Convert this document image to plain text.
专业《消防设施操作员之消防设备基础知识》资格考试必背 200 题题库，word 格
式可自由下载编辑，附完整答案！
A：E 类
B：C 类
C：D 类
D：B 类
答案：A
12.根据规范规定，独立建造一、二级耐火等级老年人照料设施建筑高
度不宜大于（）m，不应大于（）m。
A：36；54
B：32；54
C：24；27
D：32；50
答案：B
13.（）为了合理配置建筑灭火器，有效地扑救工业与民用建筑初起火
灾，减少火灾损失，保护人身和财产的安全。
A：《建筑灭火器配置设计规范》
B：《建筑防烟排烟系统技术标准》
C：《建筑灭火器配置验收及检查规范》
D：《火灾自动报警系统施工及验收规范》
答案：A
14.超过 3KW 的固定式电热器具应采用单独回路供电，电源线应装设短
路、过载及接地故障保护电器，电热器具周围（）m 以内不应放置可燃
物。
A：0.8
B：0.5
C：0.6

...

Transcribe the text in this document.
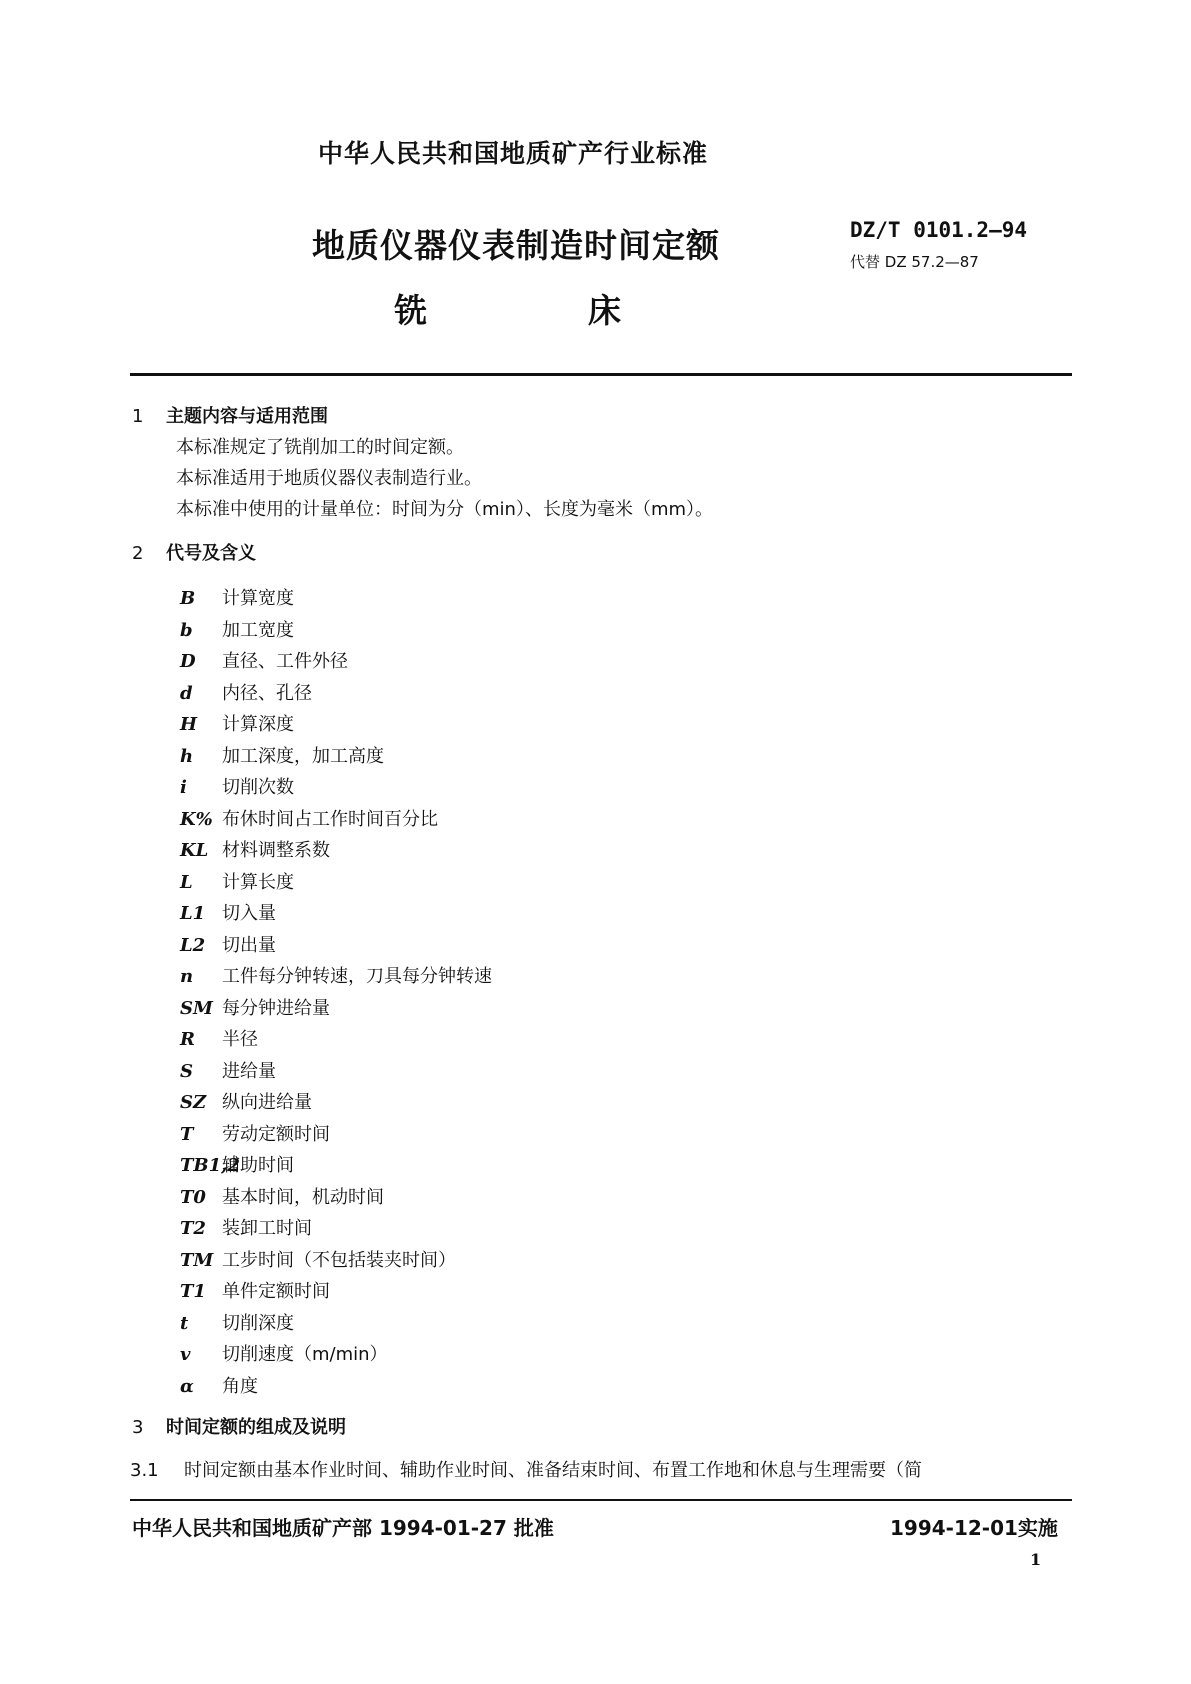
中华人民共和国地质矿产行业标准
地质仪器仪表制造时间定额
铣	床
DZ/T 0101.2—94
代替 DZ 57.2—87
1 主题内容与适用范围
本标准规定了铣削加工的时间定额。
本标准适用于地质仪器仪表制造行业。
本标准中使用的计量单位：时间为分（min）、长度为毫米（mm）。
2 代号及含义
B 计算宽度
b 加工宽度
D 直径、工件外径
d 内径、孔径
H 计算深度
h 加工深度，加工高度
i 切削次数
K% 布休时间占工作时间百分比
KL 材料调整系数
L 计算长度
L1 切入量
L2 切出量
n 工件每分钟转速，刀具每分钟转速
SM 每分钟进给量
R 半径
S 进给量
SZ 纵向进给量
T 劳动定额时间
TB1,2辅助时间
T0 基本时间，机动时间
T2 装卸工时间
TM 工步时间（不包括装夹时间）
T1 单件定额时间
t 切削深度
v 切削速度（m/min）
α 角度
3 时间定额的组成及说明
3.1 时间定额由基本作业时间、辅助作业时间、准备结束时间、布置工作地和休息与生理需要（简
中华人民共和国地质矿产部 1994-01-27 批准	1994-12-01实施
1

● Work to do:
Select the lines from the entries that include the word "this".

● Task result:
Convert this document image to plain text.
Transcribe the text in this document.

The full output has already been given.